- [Exercise brief]
Go through the listing and copy each line with the string "screenshot".

- [Data rows]
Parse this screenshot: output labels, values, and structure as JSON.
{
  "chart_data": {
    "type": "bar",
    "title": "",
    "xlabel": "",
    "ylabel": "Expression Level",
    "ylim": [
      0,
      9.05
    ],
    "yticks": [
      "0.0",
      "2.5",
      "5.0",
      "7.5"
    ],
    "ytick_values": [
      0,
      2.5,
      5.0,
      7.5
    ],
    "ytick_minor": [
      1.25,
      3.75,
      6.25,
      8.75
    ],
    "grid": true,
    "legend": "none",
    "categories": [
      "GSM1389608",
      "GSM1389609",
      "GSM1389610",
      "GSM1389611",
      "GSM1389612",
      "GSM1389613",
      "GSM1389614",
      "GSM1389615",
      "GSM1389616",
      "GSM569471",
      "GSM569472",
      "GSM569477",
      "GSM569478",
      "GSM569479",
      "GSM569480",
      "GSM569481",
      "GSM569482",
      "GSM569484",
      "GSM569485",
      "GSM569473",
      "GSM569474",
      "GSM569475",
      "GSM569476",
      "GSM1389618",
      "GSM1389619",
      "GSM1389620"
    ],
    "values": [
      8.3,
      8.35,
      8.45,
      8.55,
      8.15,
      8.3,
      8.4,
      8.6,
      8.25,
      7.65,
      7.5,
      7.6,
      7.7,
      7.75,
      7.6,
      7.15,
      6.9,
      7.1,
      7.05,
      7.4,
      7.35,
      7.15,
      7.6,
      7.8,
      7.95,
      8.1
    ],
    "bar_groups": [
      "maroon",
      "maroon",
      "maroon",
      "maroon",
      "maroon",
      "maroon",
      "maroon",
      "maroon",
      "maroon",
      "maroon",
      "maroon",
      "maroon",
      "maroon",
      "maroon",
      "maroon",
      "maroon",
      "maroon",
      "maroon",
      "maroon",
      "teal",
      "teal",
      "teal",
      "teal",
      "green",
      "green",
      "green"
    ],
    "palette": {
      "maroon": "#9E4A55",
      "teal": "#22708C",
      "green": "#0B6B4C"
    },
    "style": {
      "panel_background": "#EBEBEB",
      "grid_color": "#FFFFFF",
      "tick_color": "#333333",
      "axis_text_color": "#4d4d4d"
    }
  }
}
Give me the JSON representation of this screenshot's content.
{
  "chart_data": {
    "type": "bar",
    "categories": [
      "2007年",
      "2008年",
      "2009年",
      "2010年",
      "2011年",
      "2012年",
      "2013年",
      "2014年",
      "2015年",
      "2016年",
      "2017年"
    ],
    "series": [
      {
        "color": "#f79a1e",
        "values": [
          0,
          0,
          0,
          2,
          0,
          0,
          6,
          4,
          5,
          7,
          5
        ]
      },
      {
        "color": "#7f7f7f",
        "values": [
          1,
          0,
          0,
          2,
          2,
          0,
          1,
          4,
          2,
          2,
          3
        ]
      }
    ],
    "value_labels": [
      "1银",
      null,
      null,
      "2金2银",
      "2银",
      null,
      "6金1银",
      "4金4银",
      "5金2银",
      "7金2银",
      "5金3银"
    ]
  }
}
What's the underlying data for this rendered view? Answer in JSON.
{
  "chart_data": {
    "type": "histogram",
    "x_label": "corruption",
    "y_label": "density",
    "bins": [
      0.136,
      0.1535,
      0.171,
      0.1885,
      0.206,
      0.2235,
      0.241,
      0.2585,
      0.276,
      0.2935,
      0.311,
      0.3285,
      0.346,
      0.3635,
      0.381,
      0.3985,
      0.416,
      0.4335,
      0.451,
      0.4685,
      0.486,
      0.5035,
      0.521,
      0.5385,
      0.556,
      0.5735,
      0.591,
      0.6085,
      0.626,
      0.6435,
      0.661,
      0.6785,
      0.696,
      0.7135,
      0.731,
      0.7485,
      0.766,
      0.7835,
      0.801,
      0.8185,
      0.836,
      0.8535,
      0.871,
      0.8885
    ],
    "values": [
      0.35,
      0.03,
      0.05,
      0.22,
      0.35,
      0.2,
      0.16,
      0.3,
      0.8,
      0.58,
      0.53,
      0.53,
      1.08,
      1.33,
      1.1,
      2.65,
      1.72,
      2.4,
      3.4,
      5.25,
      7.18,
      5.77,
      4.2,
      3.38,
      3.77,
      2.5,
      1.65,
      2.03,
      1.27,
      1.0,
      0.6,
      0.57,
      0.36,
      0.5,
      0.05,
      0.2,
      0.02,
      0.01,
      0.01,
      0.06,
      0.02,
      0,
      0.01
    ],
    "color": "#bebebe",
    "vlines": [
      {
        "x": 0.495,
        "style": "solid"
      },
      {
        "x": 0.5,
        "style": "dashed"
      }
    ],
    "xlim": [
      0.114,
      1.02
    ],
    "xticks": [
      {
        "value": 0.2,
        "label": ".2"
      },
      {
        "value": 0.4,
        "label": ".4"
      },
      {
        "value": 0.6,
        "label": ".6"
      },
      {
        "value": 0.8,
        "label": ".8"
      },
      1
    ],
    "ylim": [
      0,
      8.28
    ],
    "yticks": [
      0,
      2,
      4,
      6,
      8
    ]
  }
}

- [Reply to the task]
Parse this screenshot: output labels, values, and structure as JSON.
Give me the JSON representation of this screenshot's content.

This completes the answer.